(Collected data entries)
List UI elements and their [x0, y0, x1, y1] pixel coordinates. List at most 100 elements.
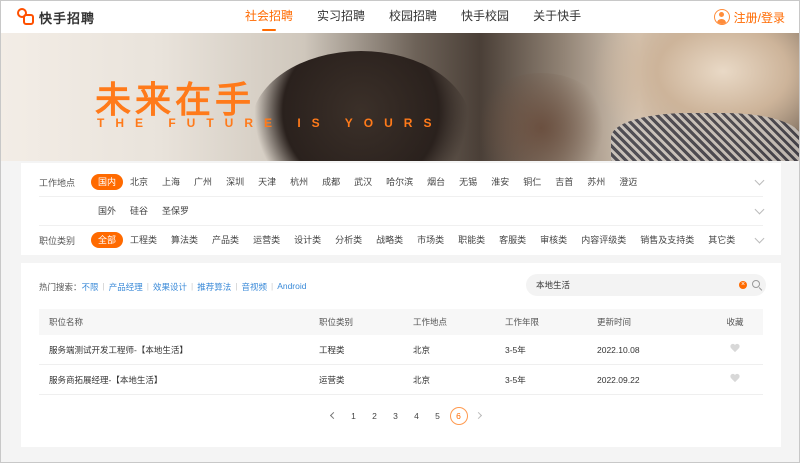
expand-chevron-icon[interactable] — [754, 233, 765, 244]
location-chip[interactable]: 硅谷 — [123, 203, 155, 219]
hero-banner: 未来在手 THE FUTURE IS YOURS — [1, 33, 799, 161]
next-page-icon[interactable] — [471, 407, 489, 425]
location-chip[interactable]: 成都 — [315, 174, 347, 190]
category-chip[interactable]: 职能类 — [451, 232, 492, 248]
category-chip[interactable]: 算法类 — [164, 232, 205, 248]
kuaishou-logo-icon — [17, 8, 35, 26]
location-chip[interactable]: 吉首 — [548, 174, 580, 190]
banner-photo-scarf — [611, 113, 799, 161]
category-chip[interactable]: 审核类 — [533, 232, 574, 248]
nav-about[interactable]: 关于快手 — [521, 1, 593, 33]
location-chip[interactable]: 上海 — [155, 174, 187, 190]
search-box: × — [526, 274, 766, 296]
location-chip[interactable]: 天津 — [251, 174, 283, 190]
column-header: 工作地点 — [413, 317, 448, 327]
category-chip[interactable]: 运营类 — [246, 232, 287, 248]
main-nav: 社会招聘 实习招聘 校园招聘 快手校园 关于快手 — [233, 1, 593, 33]
nav-social-recruitment[interactable]: 社会招聘 — [233, 1, 305, 33]
job-list-panel: 热门搜索： 不限 | 产品经理 | 效果设计 | 推荐算法 | 音视频 | Android… — [21, 263, 781, 447]
page-button[interactable]: 2 — [366, 407, 384, 425]
category-chip[interactable]: 销售及支持类 — [633, 232, 701, 248]
location-chip[interactable]: 武汉 — [347, 174, 379, 190]
page-button[interactable]: 1 — [345, 407, 363, 425]
category-chip[interactable]: 产品类 — [205, 232, 246, 248]
search-icon[interactable] — [752, 280, 760, 288]
location-filter-row: 工作地点 国内 北京 上海 广州 深圳 天津 杭州 成都 武汉 哈尔滨 烟台 无… — [21, 168, 781, 196]
location-chip[interactable]: 广州 — [187, 174, 219, 190]
job-category: 工程类 — [319, 344, 345, 355]
category-chip[interactable]: 客服类 — [492, 232, 533, 248]
pagination: 1 2 3 4 5 6 — [321, 407, 491, 425]
job-category: 运营类 — [319, 374, 345, 385]
search-input[interactable] — [536, 278, 726, 292]
nav-intern-recruitment[interactable]: 实习招聘 — [305, 1, 377, 33]
location-chip[interactable]: 圣保罗 — [155, 203, 196, 219]
table-row[interactable]: 服务商拓展经理-【本地生活】 运营类 北京 3-5年 2022.09.22 — [39, 365, 763, 395]
category-chip[interactable]: 分析类 — [328, 232, 369, 248]
page-button[interactable]: 5 — [429, 407, 447, 425]
location-chip[interactable]: 国外 — [91, 203, 123, 219]
location-chip[interactable]: 杭州 — [283, 174, 315, 190]
page-button[interactable]: 3 — [387, 407, 405, 425]
category-chip[interactable]: 内容评级类 — [574, 232, 633, 248]
location-chip[interactable]: 北京 — [123, 174, 155, 190]
clear-icon[interactable]: × — [739, 281, 747, 289]
location-label: 工作地点 — [39, 177, 76, 188]
category-label: 职位类别 — [39, 235, 76, 246]
column-header: 职位类别 — [319, 317, 354, 327]
category-chip[interactable]: 全部 — [91, 232, 124, 248]
job-title[interactable]: 服务端测试开发工程师-【本地生活】 — [39, 344, 319, 356]
banner-photo-figure — [471, 73, 611, 161]
nav-campus-recruitment[interactable]: 校园招聘 — [377, 1, 449, 33]
table-row[interactable]: 服务端测试开发工程师-【本地生活】 工程类 北京 3-5年 2022.10.08 — [39, 335, 763, 365]
job-table: 职位名称 职位类别 工作地点 工作年限 更新时间 收藏 服务端测试开发工程师-【… — [39, 309, 763, 395]
nav-kuaishou-campus[interactable]: 快手校园 — [449, 1, 521, 33]
column-header: 工作年限 — [505, 317, 540, 327]
location-chip[interactable]: 烟台 — [420, 174, 452, 190]
category-chip[interactable]: 市场类 — [410, 232, 451, 248]
location-chip[interactable]: 无锡 — [452, 174, 484, 190]
column-header: 收藏 — [726, 317, 744, 327]
location-chip[interactable]: 铜仁 — [516, 174, 548, 190]
expand-chevron-icon[interactable] — [754, 175, 765, 186]
category-chip[interactable]: 战略类 — [369, 232, 410, 248]
location-chip[interactable]: 哈尔滨 — [379, 174, 420, 190]
location-chip[interactable]: 国内 — [91, 174, 124, 190]
prev-page-icon[interactable] — [323, 407, 341, 425]
login-link[interactable]: 注册/登录 — [713, 7, 785, 27]
hot-keyword-link[interactable]: 产品经理 — [109, 281, 143, 293]
hot-keyword-link[interactable]: 效果设计 — [153, 281, 187, 293]
banner-subtitle: THE FUTURE IS YOURS — [97, 116, 443, 130]
user-icon — [713, 9, 730, 25]
logo-text: 快手招聘 — [39, 10, 96, 26]
page-button-current[interactable]: 6 — [449, 407, 468, 425]
job-updated: 2022.09.22 — [597, 374, 640, 385]
job-years: 3-5年 — [505, 344, 526, 355]
page-button[interactable]: 4 — [408, 407, 426, 425]
category-chip[interactable]: 其它类 — [701, 232, 742, 248]
category-chip[interactable]: 设计类 — [287, 232, 328, 248]
hot-keyword-link[interactable]: 不限 — [82, 281, 99, 293]
job-location: 北京 — [413, 344, 431, 355]
login-label: 注册/登录 — [733, 10, 785, 25]
logo[interactable]: 快手招聘 — [17, 7, 95, 27]
table-header: 职位名称 职位类别 工作地点 工作年限 更新时间 收藏 — [39, 309, 763, 335]
location-chip[interactable]: 淮安 — [484, 174, 516, 190]
hot-keyword-link[interactable]: Android — [277, 281, 306, 293]
banner-photo-figure — [251, 51, 471, 161]
location-filter-row-2: 国外 硅谷 圣保罗 — [21, 197, 781, 225]
favorite-heart-icon[interactable] — [730, 344, 740, 353]
top-header: 快手招聘 社会招聘 实习招聘 校园招聘 快手校园 关于快手 注册/登录 — [1, 1, 799, 33]
location-chip[interactable]: 澄迈 — [612, 174, 644, 190]
hot-keyword-link[interactable]: 推荐算法 — [197, 281, 231, 293]
hot-keyword-link[interactable]: 音视频 — [241, 281, 267, 293]
favorite-heart-icon[interactable] — [730, 374, 740, 383]
category-chip[interactable]: 工程类 — [123, 232, 164, 248]
job-title[interactable]: 服务商拓展经理-【本地生活】 — [39, 374, 319, 386]
expand-chevron-icon[interactable] — [754, 204, 765, 215]
location-chip[interactable]: 深圳 — [219, 174, 251, 190]
job-updated: 2022.10.08 — [597, 344, 640, 355]
job-years: 3-5年 — [505, 374, 526, 385]
location-chip[interactable]: 苏州 — [580, 174, 612, 190]
filter-panel: 工作地点 国内 北京 上海 广州 深圳 天津 杭州 成都 武汉 哈尔滨 烟台 无… — [21, 163, 781, 255]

▶ Exercise prompt
Rename "location-chip" to "city-chip" everywhere in the items above and reproduce them with no other change, leaving out the pictures.

▶ Problem solution
List UI elements and their [x0, y0, x1, y1] pixel coordinates. List at most 100 elements.
expand-chevron-icon[interactable] — [754, 233, 765, 244]
city-chip[interactable]: 硅谷 — [123, 203, 155, 219]
hero-banner: 未来在手 THE FUTURE IS YOURS — [1, 33, 799, 161]
next-page-icon[interactable] — [471, 407, 489, 425]
city-chip[interactable]: 成都 — [315, 174, 347, 190]
category-chip[interactable]: 职能类 — [451, 232, 492, 248]
category-chip[interactable]: 算法类 — [164, 232, 205, 248]
kuaishou-logo-icon — [17, 8, 35, 26]
city-chip[interactable]: 吉首 — [548, 174, 580, 190]
banner-photo-scarf — [611, 113, 799, 161]
category-chip[interactable]: 审核类 — [533, 232, 574, 248]
nav-about[interactable]: 关于快手 — [521, 1, 593, 33]
city-chip[interactable]: 上海 — [155, 174, 187, 190]
search-box: × — [526, 274, 766, 296]
city-chip[interactable]: 天津 — [251, 174, 283, 190]
column-header: 工作地点 — [413, 317, 448, 327]
category-chip[interactable]: 运营类 — [246, 232, 287, 248]
main-nav: 社会招聘 实习招聘 校园招聘 快手校园 关于快手 — [233, 1, 593, 33]
nav-social-recruitment[interactable]: 社会招聘 — [233, 1, 305, 33]
job-list-panel: 热门搜索： 不限 | 产品经理 | 效果设计 | 推荐算法 | 音视频 | Android… — [21, 263, 781, 447]
page-button[interactable]: 2 — [366, 407, 384, 425]
category-chip[interactable]: 销售及支持类 — [633, 232, 701, 248]
city-chip[interactable]: 武汉 — [347, 174, 379, 190]
page-button[interactable]: 1 — [345, 407, 363, 425]
category-chip[interactable]: 产品类 — [205, 232, 246, 248]
search-icon[interactable] — [752, 280, 760, 288]
location-filter-row: 工作地点 国内 北京 上海 广州 深圳 天津 杭州 成都 武汉 哈尔滨 烟台 无… — [21, 168, 781, 196]
city-chip[interactable]: 广州 — [187, 174, 219, 190]
job-category: 工程类 — [319, 344, 345, 355]
category-chip[interactable]: 客服类 — [492, 232, 533, 248]
pagination: 1 2 3 4 5 6 — [321, 407, 491, 425]
job-category: 运营类 — [319, 374, 345, 385]
search-input[interactable] — [536, 278, 726, 292]
nav-intern-recruitment[interactable]: 实习招聘 — [305, 1, 377, 33]
city-chip[interactable]: 圣保罗 — [155, 203, 196, 219]
table-row[interactable]: 服务商拓展经理-【本地生活】 运营类 北京 3-5年 2022.09.22 — [39, 365, 763, 395]
category-chip[interactable]: 分析类 — [328, 232, 369, 248]
page-button[interactable]: 5 — [429, 407, 447, 425]
city-chip[interactable]: 国外 — [91, 203, 123, 219]
city-chip[interactable]: 杭州 — [283, 174, 315, 190]
page-button[interactable]: 3 — [387, 407, 405, 425]
category-chip[interactable]: 内容评级类 — [574, 232, 633, 248]
city-chip[interactable]: 北京 — [123, 174, 155, 190]
clear-icon[interactable]: × — [739, 281, 747, 289]
location-label: 工作地点 — [39, 177, 76, 188]
category-label: 职位类别 — [39, 235, 76, 246]
column-header: 职位类别 — [319, 317, 354, 327]
category-chip[interactable]: 全部 — [91, 232, 124, 248]
job-title[interactable]: 服务端测试开发工程师-【本地生活】 — [39, 344, 319, 356]
banner-photo-figure — [471, 73, 611, 161]
nav-campus-recruitment[interactable]: 校园招聘 — [377, 1, 449, 33]
table-row[interactable]: 服务端测试开发工程师-【本地生活】 工程类 北京 3-5年 2022.10.08 — [39, 335, 763, 365]
job-table: 职位名称 职位类别 工作地点 工作年限 更新时间 收藏 服务端测试开发工程师-【… — [39, 309, 763, 395]
nav-kuaishou-campus[interactable]: 快手校园 — [449, 1, 521, 33]
column-header: 工作年限 — [505, 317, 540, 327]
city-chip[interactable]: 烟台 — [420, 174, 452, 190]
category-chip[interactable]: 市场类 — [410, 232, 451, 248]
city-chip[interactable]: 无锡 — [452, 174, 484, 190]
column-header: 收藏 — [726, 317, 744, 327]
city-chip[interactable]: 铜仁 — [516, 174, 548, 190]
expand-chevron-icon[interactable] — [754, 175, 765, 186]
category-chip[interactable]: 战略类 — [369, 232, 410, 248]
city-chip[interactable]: 哈尔滨 — [379, 174, 420, 190]
city-chip[interactable]: 国内 — [91, 174, 124, 190]
prev-page-icon[interactable] — [323, 407, 341, 425]
login-link[interactable]: 注册/登录 — [713, 7, 785, 27]
hot-keyword-link[interactable]: 产品经理 — [109, 281, 143, 293]
hot-keyword-link[interactable]: 效果设计 — [153, 281, 187, 293]
banner-subtitle: THE FUTURE IS YOURS — [97, 116, 443, 130]
user-icon — [713, 9, 730, 25]
logo-text: 快手招聘 — [39, 10, 96, 26]
page-button-current[interactable]: 6 — [449, 407, 468, 425]
job-updated: 2022.09.22 — [597, 374, 640, 385]
job-years: 3-5年 — [505, 344, 526, 355]
page-button[interactable]: 4 — [408, 407, 426, 425]
category-chip[interactable]: 其它类 — [701, 232, 742, 248]
category-chip[interactable]: 设计类 — [287, 232, 328, 248]
hot-keyword-link[interactable]: 不限 — [82, 281, 99, 293]
job-location: 北京 — [413, 344, 431, 355]
login-label: 注册/登录 — [733, 10, 785, 25]
logo[interactable]: 快手招聘 — [17, 7, 95, 27]
table-header: 职位名称 职位类别 工作地点 工作年限 更新时间 收藏 — [39, 309, 763, 335]
city-chip[interactable]: 淮安 — [484, 174, 516, 190]
hot-keyword-link[interactable]: Android — [277, 281, 306, 293]
banner-photo-figure — [251, 51, 471, 161]
location-filter-row-2: 国外 硅谷 圣保罗 — [21, 197, 781, 225]
favorite-heart-icon[interactable] — [730, 344, 740, 353]
top-header: 快手招聘 社会招聘 实习招聘 校园招聘 快手校园 关于快手 注册/登录 — [1, 1, 799, 33]
city-chip[interactable]: 澄迈 — [612, 174, 644, 190]
hot-keyword-link[interactable]: 推荐算法 — [197, 281, 231, 293]
hot-keyword-link[interactable]: 音视频 — [241, 281, 267, 293]
favorite-heart-icon[interactable] — [730, 374, 740, 383]
category-chip[interactable]: 工程类 — [123, 232, 164, 248]
job-title[interactable]: 服务商拓展经理-【本地生活】 — [39, 374, 319, 386]
expand-chevron-icon[interactable] — [754, 204, 765, 215]
city-chip[interactable]: 深圳 — [219, 174, 251, 190]
job-updated: 2022.10.08 — [597, 344, 640, 355]
job-years: 3-5年 — [505, 374, 526, 385]
city-chip[interactable]: 苏州 — [580, 174, 612, 190]
filter-panel: 工作地点 国内 北京 上海 广州 深圳 天津 杭州 成都 武汉 哈尔滨 烟台 无… — [21, 163, 781, 255]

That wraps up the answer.